Requirements -
Every entry needs to be reproduced exactly.

Data records:
::::
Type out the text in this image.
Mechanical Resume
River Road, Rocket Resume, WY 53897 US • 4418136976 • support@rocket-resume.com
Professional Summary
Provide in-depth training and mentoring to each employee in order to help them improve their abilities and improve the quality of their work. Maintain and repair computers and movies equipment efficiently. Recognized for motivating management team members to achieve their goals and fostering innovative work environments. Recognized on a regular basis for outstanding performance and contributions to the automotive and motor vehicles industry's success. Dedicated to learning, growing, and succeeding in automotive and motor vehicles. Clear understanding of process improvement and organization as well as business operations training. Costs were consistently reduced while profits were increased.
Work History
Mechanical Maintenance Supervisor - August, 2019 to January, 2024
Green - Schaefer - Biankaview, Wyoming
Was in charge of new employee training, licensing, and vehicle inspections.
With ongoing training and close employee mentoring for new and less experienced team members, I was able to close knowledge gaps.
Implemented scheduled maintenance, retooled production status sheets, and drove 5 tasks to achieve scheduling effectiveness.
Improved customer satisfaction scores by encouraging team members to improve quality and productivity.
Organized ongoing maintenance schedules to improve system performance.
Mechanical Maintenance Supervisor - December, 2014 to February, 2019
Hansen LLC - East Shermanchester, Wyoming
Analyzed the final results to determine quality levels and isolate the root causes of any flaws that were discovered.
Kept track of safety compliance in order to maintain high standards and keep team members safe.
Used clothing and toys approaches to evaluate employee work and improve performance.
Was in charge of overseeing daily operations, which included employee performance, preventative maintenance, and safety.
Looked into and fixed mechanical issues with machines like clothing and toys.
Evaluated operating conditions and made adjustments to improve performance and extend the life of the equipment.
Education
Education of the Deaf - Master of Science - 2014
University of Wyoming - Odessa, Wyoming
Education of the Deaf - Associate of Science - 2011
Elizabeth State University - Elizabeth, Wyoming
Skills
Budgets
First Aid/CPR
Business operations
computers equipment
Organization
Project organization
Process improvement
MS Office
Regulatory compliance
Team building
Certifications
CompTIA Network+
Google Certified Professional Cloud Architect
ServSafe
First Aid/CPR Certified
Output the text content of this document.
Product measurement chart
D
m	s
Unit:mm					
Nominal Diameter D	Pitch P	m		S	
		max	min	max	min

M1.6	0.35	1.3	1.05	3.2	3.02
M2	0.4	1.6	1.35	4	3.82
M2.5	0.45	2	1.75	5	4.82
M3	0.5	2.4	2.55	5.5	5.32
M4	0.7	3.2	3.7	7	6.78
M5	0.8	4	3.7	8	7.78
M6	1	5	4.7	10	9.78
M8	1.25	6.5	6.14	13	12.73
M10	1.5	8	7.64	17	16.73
::::
Response -
Type out the text in this image.
Mechanical Resume
River Road, Rocket Resume, WY 53897 US • 4418136976 • support@rocket-resume.com
Professional Summary
Provide in-depth training and mentoring to each employee in order to help them improve their abilities and improve the quality of their work. Maintain and repair computers and movies equipment efficiently. Recognized for motivating management team members to achieve their goals and fostering innovative work environments. Recognized on a regular basis for outstanding performance and contributions to the automotive and motor vehicles industry's success. Dedicated to learning, growing, and succeeding in automotive and motor vehicles. Clear understanding of process improvement and organization as well as business operations training. Costs were consistently reduced while profits were increased.
Work History
Mechanical Maintenance Supervisor - August, 2019 to January, 2024
Green - Schaefer - Biankaview, Wyoming
Was in charge of new employee training, licensing, and vehicle inspections.
With ongoing training and close employee mentoring for new and less experienced team members, I was able to close knowledge gaps.
Implemented scheduled maintenance, retooled production status sheets, and drove 5 tasks to achieve scheduling effectiveness.
Improved customer satisfaction scores by encouraging team members to improve quality and productivity.
Organized ongoing maintenance schedules to improve system performance.
Mechanical Maintenance Supervisor - December, 2014 to February, 2019
Hansen LLC - East Shermanchester, Wyoming
Analyzed the final results to determine quality levels and isolate the root causes of any flaws that were discovered.
Kept track of safety compliance in order to maintain high standards and keep team members safe.
Used clothing and toys approaches to evaluate employee work and improve performance.
Was in charge of overseeing daily operations, which included employee performance, preventative maintenance, and safety.
Looked into and fixed mechanical issues with machines like clothing and toys.
Evaluated operating conditions and made adjustments to improve performance and extend the life of the equipment.
Education
Education of the Deaf - Master of Science - 2014
University of Wyoming - Odessa, Wyoming
Education of the Deaf - Associate of Science - 2011
Elizabeth State University - Elizabeth, Wyoming
Skills
Budgets
First Aid/CPR
Business operations
computers equipment
Organization
Project organization
Process improvement
MS Office
Regulatory compliance
Team building
Certifications
CompTIA Network+
Google Certified Professional Cloud Architect
ServSafe
First Aid/CPR Certified
Output the text content of this document.
Product measurement chart
D
m	s
Unit:mm					
Nominal Diameter D	Pitch P	m		S	
		max	min	max	min

M1.6	0.35	1.3	1.05	3.2	3.02
M2	0.4	1.6	1.35	4	3.82
M2.5	0.45	2	1.75	5	4.82
M3	0.5	2.4	2.55	5.5	5.32
M4	0.7	3.2	3.7	7	6.78
M5	0.8	4	3.7	8	7.78
M6	1	5	4.7	10	9.78
M8	1.25	6.5	6.14	13	12.73
M10	1.5	8	7.64	17	16.73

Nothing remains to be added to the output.